** begin **
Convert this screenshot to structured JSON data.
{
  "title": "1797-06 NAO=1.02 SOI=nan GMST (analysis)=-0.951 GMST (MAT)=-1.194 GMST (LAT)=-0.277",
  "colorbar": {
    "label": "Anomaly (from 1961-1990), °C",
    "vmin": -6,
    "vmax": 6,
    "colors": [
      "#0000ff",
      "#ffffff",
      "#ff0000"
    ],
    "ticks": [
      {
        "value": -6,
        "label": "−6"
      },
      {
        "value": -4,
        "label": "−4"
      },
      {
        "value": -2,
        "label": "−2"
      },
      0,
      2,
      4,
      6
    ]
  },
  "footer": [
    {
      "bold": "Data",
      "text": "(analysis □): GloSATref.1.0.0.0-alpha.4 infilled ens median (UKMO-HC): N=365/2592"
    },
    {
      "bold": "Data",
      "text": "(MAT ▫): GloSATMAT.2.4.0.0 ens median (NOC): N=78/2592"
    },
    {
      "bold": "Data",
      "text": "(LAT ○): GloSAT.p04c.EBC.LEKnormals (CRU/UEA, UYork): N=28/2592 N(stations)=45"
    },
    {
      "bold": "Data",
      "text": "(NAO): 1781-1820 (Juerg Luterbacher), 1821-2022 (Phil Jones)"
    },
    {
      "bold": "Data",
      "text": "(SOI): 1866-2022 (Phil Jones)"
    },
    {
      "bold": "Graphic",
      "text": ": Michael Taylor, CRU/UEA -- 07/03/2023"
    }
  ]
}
** end **
_YOUR INSTRUCTIONS:_
Find the lines holding "label" and list every one.

_EXPECTED ANSWER:_
    "label": "Anomaly (from 1961-1990), °C",
        "label": "−6"
        "label": "−4"
        "label": "−2"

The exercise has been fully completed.